> **Provided records**
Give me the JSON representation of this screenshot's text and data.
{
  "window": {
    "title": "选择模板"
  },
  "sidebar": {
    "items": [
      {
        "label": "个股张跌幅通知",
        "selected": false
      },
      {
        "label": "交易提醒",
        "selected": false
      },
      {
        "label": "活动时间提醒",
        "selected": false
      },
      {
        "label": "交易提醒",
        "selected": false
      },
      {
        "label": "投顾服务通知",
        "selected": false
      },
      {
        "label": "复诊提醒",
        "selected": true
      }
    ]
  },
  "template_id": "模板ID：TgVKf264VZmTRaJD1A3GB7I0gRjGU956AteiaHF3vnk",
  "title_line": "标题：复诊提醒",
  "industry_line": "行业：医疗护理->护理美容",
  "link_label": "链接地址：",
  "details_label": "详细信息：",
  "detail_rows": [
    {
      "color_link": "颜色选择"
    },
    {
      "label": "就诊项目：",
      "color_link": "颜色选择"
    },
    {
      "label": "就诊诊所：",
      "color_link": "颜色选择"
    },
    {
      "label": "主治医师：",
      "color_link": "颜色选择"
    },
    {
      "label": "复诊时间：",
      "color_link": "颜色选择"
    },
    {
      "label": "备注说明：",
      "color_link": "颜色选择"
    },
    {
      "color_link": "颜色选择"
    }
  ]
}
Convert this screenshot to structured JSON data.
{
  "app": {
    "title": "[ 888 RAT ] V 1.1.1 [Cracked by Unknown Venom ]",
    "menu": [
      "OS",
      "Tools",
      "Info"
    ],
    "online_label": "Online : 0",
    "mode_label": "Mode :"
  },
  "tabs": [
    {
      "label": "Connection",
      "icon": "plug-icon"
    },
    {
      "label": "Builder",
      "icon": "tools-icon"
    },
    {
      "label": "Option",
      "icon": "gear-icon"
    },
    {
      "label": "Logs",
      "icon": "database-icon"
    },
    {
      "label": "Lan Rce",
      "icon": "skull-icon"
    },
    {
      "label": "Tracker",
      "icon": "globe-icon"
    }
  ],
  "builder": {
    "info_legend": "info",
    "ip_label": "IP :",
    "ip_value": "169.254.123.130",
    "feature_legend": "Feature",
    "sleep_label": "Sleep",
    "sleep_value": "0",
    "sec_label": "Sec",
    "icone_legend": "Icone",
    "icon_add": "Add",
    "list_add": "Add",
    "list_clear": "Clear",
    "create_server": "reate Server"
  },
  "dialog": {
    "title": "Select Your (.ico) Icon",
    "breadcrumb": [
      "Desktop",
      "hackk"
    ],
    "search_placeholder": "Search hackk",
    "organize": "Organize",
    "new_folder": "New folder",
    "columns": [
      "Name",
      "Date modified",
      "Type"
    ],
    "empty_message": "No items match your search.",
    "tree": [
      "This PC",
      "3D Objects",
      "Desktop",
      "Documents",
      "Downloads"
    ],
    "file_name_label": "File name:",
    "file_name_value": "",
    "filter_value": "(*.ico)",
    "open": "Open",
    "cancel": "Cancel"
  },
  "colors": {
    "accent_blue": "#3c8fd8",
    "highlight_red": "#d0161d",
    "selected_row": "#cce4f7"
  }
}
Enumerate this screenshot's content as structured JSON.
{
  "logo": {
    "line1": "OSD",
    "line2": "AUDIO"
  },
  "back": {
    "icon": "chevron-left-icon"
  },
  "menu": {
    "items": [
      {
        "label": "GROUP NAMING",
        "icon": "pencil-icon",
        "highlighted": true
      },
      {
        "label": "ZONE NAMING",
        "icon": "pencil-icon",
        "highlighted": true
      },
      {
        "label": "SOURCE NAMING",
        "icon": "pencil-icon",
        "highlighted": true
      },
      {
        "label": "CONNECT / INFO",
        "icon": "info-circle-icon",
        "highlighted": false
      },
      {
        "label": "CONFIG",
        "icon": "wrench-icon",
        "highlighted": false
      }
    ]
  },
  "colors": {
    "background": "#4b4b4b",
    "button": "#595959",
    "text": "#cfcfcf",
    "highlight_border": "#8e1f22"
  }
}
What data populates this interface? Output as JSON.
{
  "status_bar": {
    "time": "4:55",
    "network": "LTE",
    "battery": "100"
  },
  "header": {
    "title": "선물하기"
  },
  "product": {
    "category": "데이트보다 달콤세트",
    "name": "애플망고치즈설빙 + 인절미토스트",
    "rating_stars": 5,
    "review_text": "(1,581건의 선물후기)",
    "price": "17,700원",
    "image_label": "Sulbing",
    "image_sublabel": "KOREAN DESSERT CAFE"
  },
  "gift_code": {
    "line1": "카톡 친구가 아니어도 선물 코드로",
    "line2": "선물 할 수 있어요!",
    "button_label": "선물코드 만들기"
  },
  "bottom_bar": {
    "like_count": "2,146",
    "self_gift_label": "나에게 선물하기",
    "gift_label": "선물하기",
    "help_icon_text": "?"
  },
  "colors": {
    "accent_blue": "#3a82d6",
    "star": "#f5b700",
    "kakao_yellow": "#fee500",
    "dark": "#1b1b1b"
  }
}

> **Task**
Please return the data above exactly as given.

> **Answer to the problem**
Give me the JSON representation of this screenshot's text and data.
{
  "window": {
    "title": "选择模板"
  },
  "sidebar": {
    "items": [
      {
        "label": "个股张跌幅通知",
        "selected": false
      },
      {
        "label": "交易提醒",
        "selected": false
      },
      {
        "label": "活动时间提醒",
        "selected": false
      },
      {
        "label": "交易提醒",
        "selected": false
      },
      {
        "label": "投顾服务通知",
        "selected": false
      },
      {
        "label": "复诊提醒",
        "selected": true
      }
    ]
  },
  "template_id": "模板ID：TgVKf264VZmTRaJD1A3GB7I0gRjGU956AteiaHF3vnk",
  "title_line": "标题：复诊提醒",
  "industry_line": "行业：医疗护理->护理美容",
  "link_label": "链接地址：",
  "details_label": "详细信息：",
  "detail_rows": [
    {
      "color_link": "颜色选择"
    },
    {
      "label": "就诊项目：",
      "color_link": "颜色选择"
    },
    {
      "label": "就诊诊所：",
      "color_link": "颜色选择"
    },
    {
      "label": "主治医师：",
      "color_link": "颜色选择"
    },
    {
      "label": "复诊时间：",
      "color_link": "颜色选择"
    },
    {
      "label": "备注说明：",
      "color_link": "颜色选择"
    },
    {
      "color_link": "颜色选择"
    }
  ]
}
Convert this screenshot to structured JSON data.
{
  "app": {
    "title": "[ 888 RAT ] V 1.1.1 [Cracked by Unknown Venom ]",
    "menu": [
      "OS",
      "Tools",
      "Info"
    ],
    "online_label": "Online : 0",
    "mode_label": "Mode :"
  },
  "tabs": [
    {
      "label": "Connection",
      "icon": "plug-icon"
    },
    {
      "label": "Builder",
      "icon": "tools-icon"
    },
    {
      "label": "Option",
      "icon": "gear-icon"
    },
    {
      "label": "Logs",
      "icon": "database-icon"
    },
    {
      "label": "Lan Rce",
      "icon": "skull-icon"
    },
    {
      "label": "Tracker",
      "icon": "globe-icon"
    }
  ],
  "builder": {
    "info_legend": "info",
    "ip_label": "IP :",
    "ip_value": "169.254.123.130",
    "feature_legend": "Feature",
    "sleep_label": "Sleep",
    "sleep_value": "0",
    "sec_label": "Sec",
    "icone_legend": "Icone",
    "icon_add": "Add",
    "list_add": "Add",
    "list_clear": "Clear",
    "create_server": "reate Server"
  },
  "dialog": {
    "title": "Select Your (.ico) Icon",
    "breadcrumb": [
      "Desktop",
      "hackk"
    ],
    "search_placeholder": "Search hackk",
    "organize": "Organize",
    "new_folder": "New folder",
    "columns": [
      "Name",
      "Date modified",
      "Type"
    ],
    "empty_message": "No items match your search.",
    "tree": [
      "This PC",
      "3D Objects",
      "Desktop",
      "Documents",
      "Downloads"
    ],
    "file_name_label": "File name:",
    "file_name_value": "",
    "filter_value": "(*.ico)",
    "open": "Open",
    "cancel": "Cancel"
  },
  "colors": {
    "accent_blue": "#3c8fd8",
    "highlight_red": "#d0161d",
    "selected_row": "#cce4f7"
  }
}
Enumerate this screenshot's content as structured JSON.
{
  "logo": {
    "line1": "OSD",
    "line2": "AUDIO"
  },
  "back": {
    "icon": "chevron-left-icon"
  },
  "menu": {
    "items": [
      {
        "label": "GROUP NAMING",
        "icon": "pencil-icon",
        "highlighted": true
      },
      {
        "label": "ZONE NAMING",
        "icon": "pencil-icon",
        "highlighted": true
      },
      {
        "label": "SOURCE NAMING",
        "icon": "pencil-icon",
        "highlighted": true
      },
      {
        "label": "CONNECT / INFO",
        "icon": "info-circle-icon",
        "highlighted": false
      },
      {
        "label": "CONFIG",
        "icon": "wrench-icon",
        "highlighted": false
      }
    ]
  },
  "colors": {
    "background": "#4b4b4b",
    "button": "#595959",
    "text": "#cfcfcf",
    "highlight_border": "#8e1f22"
  }
}
What data populates this interface? Output as JSON.
{
  "status_bar": {
    "time": "4:55",
    "network": "LTE",
    "battery": "100"
  },
  "header": {
    "title": "선물하기"
  },
  "product": {
    "category": "데이트보다 달콤세트",
    "name": "애플망고치즈설빙 + 인절미토스트",
    "rating_stars": 5,
    "review_text": "(1,581건의 선물후기)",
    "price": "17,700원",
    "image_label": "Sulbing",
    "image_sublabel": "KOREAN DESSERT CAFE"
  },
  "gift_code": {
    "line1": "카톡 친구가 아니어도 선물 코드로",
    "line2": "선물 할 수 있어요!",
    "button_label": "선물코드 만들기"
  },
  "bottom_bar": {
    "like_count": "2,146",
    "self_gift_label": "나에게 선물하기",
    "gift_label": "선물하기",
    "help_icon_text": "?"
  },
  "colors": {
    "accent_blue": "#3a82d6",
    "star": "#f5b700",
    "kakao_yellow": "#fee500",
    "dark": "#1b1b1b"
  }
}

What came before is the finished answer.